* **SET TASK**:
Comb through the entries for "Bless" and pull out each line that holds it.

* **MATERIAL FOR THIS TASK**:
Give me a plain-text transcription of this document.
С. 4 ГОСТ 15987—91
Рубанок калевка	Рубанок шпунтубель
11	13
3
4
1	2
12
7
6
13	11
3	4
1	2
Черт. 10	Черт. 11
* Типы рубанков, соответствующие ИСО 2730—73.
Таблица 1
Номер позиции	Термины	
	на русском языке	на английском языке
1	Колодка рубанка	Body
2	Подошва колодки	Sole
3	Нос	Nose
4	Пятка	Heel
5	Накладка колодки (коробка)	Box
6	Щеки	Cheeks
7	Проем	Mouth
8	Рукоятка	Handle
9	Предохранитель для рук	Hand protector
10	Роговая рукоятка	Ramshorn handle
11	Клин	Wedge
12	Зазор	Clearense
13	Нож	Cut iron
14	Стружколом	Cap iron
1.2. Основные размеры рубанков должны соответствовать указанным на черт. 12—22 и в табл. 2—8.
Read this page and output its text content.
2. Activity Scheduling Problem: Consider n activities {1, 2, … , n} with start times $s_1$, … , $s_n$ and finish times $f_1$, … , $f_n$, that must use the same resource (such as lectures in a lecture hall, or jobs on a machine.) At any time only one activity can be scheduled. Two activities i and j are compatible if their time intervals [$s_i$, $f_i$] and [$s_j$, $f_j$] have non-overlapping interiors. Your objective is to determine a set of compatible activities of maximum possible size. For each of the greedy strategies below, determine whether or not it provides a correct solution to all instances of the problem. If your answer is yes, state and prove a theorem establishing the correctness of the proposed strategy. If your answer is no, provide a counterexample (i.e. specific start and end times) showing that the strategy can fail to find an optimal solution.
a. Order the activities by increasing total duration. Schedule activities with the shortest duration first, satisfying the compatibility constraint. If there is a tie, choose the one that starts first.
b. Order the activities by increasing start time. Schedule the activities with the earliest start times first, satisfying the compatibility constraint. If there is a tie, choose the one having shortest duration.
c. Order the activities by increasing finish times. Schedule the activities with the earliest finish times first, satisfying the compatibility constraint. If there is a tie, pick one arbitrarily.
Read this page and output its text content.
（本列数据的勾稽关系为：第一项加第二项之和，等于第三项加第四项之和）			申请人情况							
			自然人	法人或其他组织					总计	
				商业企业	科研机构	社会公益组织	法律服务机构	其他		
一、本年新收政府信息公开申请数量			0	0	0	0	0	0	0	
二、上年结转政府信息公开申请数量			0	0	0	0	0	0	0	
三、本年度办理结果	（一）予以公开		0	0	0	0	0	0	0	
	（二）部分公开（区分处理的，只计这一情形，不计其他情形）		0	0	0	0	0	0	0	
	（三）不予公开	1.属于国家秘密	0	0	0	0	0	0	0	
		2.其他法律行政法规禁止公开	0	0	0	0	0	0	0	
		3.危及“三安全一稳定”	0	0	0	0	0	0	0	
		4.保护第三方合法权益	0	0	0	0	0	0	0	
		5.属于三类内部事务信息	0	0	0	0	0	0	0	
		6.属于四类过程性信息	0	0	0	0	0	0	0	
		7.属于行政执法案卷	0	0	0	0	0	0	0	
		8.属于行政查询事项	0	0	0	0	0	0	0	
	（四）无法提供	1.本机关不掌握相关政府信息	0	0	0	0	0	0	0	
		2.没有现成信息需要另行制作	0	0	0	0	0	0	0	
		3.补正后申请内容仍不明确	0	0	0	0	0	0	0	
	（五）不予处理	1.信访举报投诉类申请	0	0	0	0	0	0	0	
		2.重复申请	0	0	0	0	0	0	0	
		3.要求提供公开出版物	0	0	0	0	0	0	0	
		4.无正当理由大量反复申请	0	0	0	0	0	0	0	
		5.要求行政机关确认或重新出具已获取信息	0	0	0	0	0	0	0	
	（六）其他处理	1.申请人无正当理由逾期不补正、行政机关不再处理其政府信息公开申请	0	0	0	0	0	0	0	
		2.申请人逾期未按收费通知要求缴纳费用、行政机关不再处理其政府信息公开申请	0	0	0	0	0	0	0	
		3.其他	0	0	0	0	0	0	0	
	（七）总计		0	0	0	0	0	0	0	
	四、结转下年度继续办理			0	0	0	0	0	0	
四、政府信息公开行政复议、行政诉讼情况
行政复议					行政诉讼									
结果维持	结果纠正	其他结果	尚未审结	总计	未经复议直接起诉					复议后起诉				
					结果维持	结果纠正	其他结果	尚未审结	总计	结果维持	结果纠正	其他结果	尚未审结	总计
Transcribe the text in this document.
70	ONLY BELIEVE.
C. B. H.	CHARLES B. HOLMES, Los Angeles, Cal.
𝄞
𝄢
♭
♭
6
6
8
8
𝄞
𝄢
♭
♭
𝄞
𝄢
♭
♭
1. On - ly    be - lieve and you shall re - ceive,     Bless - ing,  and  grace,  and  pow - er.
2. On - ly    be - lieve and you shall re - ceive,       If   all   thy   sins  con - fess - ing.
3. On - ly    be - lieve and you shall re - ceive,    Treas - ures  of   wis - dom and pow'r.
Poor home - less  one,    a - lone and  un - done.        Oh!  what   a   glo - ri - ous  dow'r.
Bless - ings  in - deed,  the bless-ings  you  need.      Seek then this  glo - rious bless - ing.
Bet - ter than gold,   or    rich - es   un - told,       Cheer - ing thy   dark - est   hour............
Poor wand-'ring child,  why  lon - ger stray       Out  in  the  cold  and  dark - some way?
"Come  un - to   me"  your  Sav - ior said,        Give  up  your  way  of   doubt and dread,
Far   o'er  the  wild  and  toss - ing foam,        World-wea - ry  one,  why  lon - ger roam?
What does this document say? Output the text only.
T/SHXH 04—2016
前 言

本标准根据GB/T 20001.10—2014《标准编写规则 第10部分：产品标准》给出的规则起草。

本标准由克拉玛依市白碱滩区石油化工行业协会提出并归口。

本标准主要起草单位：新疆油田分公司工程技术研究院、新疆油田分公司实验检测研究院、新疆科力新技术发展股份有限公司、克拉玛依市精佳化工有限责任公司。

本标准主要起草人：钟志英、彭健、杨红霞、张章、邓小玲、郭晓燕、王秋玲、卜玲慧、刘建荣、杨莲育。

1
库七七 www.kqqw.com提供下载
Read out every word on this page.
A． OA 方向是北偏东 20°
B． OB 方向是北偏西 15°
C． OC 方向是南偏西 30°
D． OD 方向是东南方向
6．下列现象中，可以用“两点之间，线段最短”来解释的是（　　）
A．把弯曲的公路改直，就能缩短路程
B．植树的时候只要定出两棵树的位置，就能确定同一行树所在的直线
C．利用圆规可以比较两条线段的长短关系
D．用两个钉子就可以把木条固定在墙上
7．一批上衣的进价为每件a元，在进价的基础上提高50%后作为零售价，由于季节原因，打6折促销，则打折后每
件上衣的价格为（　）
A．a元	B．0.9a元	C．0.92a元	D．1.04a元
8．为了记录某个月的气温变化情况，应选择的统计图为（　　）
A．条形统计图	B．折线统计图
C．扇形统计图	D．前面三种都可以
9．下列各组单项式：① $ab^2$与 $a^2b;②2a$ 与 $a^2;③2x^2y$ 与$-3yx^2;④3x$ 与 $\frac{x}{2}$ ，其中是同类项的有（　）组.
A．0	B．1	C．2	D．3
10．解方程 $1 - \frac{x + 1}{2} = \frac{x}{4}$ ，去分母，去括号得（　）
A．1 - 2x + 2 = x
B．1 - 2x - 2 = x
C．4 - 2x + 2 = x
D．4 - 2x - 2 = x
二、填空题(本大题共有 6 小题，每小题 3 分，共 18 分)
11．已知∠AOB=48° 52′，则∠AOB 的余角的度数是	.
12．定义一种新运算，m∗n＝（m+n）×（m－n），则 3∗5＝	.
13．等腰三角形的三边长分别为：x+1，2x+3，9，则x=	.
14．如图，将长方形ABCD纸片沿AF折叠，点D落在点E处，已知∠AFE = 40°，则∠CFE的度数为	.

* **ANSWER BELOW**:
1. On - ly    be - lieve and you shall re - ceive,     Bless - ing,  and  grace,  and  pow - er.
Bless - ings  in - deed,  the bless-ings  you  need.      Seek then this  glo - rious bless - ing.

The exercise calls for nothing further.